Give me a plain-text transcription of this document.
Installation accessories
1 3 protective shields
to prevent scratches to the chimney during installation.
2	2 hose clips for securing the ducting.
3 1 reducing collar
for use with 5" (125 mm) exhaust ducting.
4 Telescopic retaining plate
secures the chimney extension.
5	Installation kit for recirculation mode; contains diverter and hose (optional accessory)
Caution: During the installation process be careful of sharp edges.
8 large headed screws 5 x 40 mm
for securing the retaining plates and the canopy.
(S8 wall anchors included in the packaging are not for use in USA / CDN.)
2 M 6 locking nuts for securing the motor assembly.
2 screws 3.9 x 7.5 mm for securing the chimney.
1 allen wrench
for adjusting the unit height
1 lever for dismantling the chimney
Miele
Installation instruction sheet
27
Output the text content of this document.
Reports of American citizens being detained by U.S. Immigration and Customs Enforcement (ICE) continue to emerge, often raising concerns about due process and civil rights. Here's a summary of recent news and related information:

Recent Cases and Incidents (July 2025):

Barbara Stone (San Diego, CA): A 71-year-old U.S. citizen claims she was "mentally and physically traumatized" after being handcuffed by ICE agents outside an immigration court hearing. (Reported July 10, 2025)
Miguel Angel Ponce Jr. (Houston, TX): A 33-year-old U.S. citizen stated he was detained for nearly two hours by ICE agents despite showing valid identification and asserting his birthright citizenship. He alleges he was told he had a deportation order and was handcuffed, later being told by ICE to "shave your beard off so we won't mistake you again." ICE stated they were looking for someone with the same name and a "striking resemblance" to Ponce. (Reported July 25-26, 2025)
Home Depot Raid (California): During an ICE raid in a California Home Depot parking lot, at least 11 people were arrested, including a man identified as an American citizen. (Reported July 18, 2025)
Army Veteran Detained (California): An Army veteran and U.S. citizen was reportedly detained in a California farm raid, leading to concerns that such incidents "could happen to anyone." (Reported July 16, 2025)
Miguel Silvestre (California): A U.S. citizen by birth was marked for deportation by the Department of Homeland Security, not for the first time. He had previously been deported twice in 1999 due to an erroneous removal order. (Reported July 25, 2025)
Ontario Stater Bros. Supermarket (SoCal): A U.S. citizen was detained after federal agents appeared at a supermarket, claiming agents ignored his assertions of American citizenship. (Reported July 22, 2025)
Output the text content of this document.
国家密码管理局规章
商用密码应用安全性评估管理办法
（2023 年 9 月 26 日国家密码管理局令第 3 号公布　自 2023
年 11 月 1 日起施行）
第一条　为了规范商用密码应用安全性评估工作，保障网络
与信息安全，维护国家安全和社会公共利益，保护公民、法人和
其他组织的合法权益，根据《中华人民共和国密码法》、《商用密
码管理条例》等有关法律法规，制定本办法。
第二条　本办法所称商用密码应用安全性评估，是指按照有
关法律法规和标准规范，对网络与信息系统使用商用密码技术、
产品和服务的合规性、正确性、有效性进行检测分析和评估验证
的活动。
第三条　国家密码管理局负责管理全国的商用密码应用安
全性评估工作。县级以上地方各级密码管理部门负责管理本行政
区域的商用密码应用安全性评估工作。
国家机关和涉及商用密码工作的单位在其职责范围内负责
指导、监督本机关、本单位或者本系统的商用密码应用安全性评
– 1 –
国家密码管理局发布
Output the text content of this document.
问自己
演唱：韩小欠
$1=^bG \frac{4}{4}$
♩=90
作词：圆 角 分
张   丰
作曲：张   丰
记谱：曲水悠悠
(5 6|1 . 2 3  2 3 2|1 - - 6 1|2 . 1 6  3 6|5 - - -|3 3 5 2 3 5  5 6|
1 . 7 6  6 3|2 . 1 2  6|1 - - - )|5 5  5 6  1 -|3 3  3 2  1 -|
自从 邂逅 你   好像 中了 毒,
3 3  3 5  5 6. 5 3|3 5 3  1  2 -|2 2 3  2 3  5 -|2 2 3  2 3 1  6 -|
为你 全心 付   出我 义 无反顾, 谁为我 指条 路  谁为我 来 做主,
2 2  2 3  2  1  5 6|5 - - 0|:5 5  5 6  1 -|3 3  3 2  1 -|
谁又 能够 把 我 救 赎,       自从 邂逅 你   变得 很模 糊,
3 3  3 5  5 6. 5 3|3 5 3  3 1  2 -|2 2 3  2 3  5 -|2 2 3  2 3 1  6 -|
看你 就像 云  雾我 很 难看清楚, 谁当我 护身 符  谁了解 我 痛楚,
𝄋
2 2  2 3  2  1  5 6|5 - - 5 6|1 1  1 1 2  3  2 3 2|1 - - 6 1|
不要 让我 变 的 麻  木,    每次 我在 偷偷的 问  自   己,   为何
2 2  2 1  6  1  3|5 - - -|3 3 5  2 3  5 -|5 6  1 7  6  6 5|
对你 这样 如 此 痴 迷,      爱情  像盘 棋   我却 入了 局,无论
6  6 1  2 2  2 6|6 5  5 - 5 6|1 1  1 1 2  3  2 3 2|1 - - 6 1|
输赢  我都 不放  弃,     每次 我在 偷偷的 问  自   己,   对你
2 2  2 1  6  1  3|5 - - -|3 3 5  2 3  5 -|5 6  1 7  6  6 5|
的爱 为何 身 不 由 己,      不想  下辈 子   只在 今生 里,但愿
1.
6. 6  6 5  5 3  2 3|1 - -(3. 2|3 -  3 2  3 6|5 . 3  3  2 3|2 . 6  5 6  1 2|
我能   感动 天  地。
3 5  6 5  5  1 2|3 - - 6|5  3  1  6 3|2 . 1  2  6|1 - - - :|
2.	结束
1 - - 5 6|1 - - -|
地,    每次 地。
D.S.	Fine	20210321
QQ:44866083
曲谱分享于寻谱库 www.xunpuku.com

Work to complete: Copy all the entries verbatim.

Result of the task:
Give me a plain-text transcription of this document.
Installation accessories
1 3 protective shields
to prevent scratches to the chimney during installation.
2	2 hose clips for securing the ducting.
3 1 reducing collar
for use with 5" (125 mm) exhaust ducting.
4 Telescopic retaining plate
secures the chimney extension.
5	Installation kit for recirculation mode; contains diverter and hose (optional accessory)
Caution: During the installation process be careful of sharp edges.
8 large headed screws 5 x 40 mm
for securing the retaining plates and the canopy.
(S8 wall anchors included in the packaging are not for use in USA / CDN.)
2 M 6 locking nuts for securing the motor assembly.
2 screws 3.9 x 7.5 mm for securing the chimney.
1 allen wrench
for adjusting the unit height
1 lever for dismantling the chimney
Miele
Installation instruction sheet
27
Output the text content of this document.
Reports of American citizens being detained by U.S. Immigration and Customs Enforcement (ICE) continue to emerge, often raising concerns about due process and civil rights. Here's a summary of recent news and related information:

Recent Cases and Incidents (July 2025):

Barbara Stone (San Diego, CA): A 71-year-old U.S. citizen claims she was "mentally and physically traumatized" after being handcuffed by ICE agents outside an immigration court hearing. (Reported July 10, 2025)
Miguel Angel Ponce Jr. (Houston, TX): A 33-year-old U.S. citizen stated he was detained for nearly two hours by ICE agents despite showing valid identification and asserting his birthright citizenship. He alleges he was told he had a deportation order and was handcuffed, later being told by ICE to "shave your beard off so we won't mistake you again." ICE stated they were looking for someone with the same name and a "striking resemblance" to Ponce. (Reported July 25-26, 2025)
Home Depot Raid (California): During an ICE raid in a California Home Depot parking lot, at least 11 people were arrested, including a man identified as an American citizen. (Reported July 18, 2025)
Army Veteran Detained (California): An Army veteran and U.S. citizen was reportedly detained in a California farm raid, leading to concerns that such incidents "could happen to anyone." (Reported July 16, 2025)
Miguel Silvestre (California): A U.S. citizen by birth was marked for deportation by the Department of Homeland Security, not for the first time. He had previously been deported twice in 1999 due to an erroneous removal order. (Reported July 25, 2025)
Ontario Stater Bros. Supermarket (SoCal): A U.S. citizen was detained after federal agents appeared at a supermarket, claiming agents ignored his assertions of American citizenship. (Reported July 22, 2025)
Output the text content of this document.
国家密码管理局规章
商用密码应用安全性评估管理办法
（2023 年 9 月 26 日国家密码管理局令第 3 号公布　自 2023
年 11 月 1 日起施行）
第一条　为了规范商用密码应用安全性评估工作，保障网络
与信息安全，维护国家安全和社会公共利益，保护公民、法人和
其他组织的合法权益，根据《中华人民共和国密码法》、《商用密
码管理条例》等有关法律法规，制定本办法。
第二条　本办法所称商用密码应用安全性评估，是指按照有
关法律法规和标准规范，对网络与信息系统使用商用密码技术、
产品和服务的合规性、正确性、有效性进行检测分析和评估验证
的活动。
第三条　国家密码管理局负责管理全国的商用密码应用安
全性评估工作。县级以上地方各级密码管理部门负责管理本行政
区域的商用密码应用安全性评估工作。
国家机关和涉及商用密码工作的单位在其职责范围内负责
指导、监督本机关、本单位或者本系统的商用密码应用安全性评
– 1 –
国家密码管理局发布
Output the text content of this document.
问自己
演唱：韩小欠
$1=^bG \frac{4}{4}$
♩=90
作词：圆 角 分
张   丰
作曲：张   丰
记谱：曲水悠悠
(5 6|1 . 2 3  2 3 2|1 - - 6 1|2 . 1 6  3 6|5 - - -|3 3 5 2 3 5  5 6|
1 . 7 6  6 3|2 . 1 2  6|1 - - - )|5 5  5 6  1 -|3 3  3 2  1 -|
自从 邂逅 你   好像 中了 毒,
3 3  3 5  5 6. 5 3|3 5 3  1  2 -|2 2 3  2 3  5 -|2 2 3  2 3 1  6 -|
为你 全心 付   出我 义 无反顾, 谁为我 指条 路  谁为我 来 做主,
2 2  2 3  2  1  5 6|5 - - 0|:5 5  5 6  1 -|3 3  3 2  1 -|
谁又 能够 把 我 救 赎,       自从 邂逅 你   变得 很模 糊,
3 3  3 5  5 6. 5 3|3 5 3  3 1  2 -|2 2 3  2 3  5 -|2 2 3  2 3 1  6 -|
看你 就像 云  雾我 很 难看清楚, 谁当我 护身 符  谁了解 我 痛楚,
𝄋
2 2  2 3  2  1  5 6|5 - - 5 6|1 1  1 1 2  3  2 3 2|1 - - 6 1|
不要 让我 变 的 麻  木,    每次 我在 偷偷的 问  自   己,   为何
2 2  2 1  6  1  3|5 - - -|3 3 5  2 3  5 -|5 6  1 7  6  6 5|
对你 这样 如 此 痴 迷,      爱情  像盘 棋   我却 入了 局,无论
6  6 1  2 2  2 6|6 5  5 - 5 6|1 1  1 1 2  3  2 3 2|1 - - 6 1|
输赢  我都 不放  弃,     每次 我在 偷偷的 问  自   己,   对你
2 2  2 1  6  1  3|5 - - -|3 3 5  2 3  5 -|5 6  1 7  6  6 5|
的爱 为何 身 不 由 己,      不想  下辈 子   只在 今生 里,但愿
1.
6. 6  6 5  5 3  2 3|1 - -(3. 2|3 -  3 2  3 6|5 . 3  3  2 3|2 . 6  5 6  1 2|
我能   感动 天  地。
3 5  6 5  5  1 2|3 - - 6|5  3  1  6 3|2 . 1  2  6|1 - - - :|
2.	结束
1 - - 5 6|1 - - -|
地,    每次 地。
D.S.	Fine	20210321
QQ:44866083
曲谱分享于寻谱库 www.xunpuku.com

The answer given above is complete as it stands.